▶ Given information:
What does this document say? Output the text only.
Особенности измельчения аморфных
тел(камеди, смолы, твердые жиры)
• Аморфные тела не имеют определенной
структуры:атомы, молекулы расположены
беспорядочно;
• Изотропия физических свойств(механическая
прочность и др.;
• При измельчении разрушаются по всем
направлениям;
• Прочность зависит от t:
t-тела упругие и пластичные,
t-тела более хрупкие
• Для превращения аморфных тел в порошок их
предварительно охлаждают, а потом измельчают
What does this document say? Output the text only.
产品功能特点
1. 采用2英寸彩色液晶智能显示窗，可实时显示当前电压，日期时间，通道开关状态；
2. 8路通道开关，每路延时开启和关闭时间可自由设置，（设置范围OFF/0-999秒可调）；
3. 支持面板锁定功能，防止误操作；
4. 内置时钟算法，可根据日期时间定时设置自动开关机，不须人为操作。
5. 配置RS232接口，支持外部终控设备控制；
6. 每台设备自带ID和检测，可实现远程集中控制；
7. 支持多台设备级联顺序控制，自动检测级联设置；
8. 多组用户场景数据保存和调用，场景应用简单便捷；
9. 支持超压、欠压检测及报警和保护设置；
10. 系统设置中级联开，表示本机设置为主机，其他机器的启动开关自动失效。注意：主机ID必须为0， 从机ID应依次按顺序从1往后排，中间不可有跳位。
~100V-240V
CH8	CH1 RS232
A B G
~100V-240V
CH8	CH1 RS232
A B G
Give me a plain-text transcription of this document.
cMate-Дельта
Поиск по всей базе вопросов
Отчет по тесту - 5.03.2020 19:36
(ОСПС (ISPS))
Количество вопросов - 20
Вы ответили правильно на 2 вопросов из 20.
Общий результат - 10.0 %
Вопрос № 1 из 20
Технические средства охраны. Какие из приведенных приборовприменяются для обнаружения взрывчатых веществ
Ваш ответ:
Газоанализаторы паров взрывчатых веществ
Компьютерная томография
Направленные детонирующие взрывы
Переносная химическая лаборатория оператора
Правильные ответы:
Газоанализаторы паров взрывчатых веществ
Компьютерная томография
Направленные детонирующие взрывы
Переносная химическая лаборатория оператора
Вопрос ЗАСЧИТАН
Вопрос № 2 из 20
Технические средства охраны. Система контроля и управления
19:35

▶ Task objective: Find every line in the records that contains the word "охраны"; copy those lines.

▶ Full output:
Технические средства охраны. Какие из приведенных приборовприменяются для обнаружения взрывчатых веществ
Технические средства охраны. Система контроля и управления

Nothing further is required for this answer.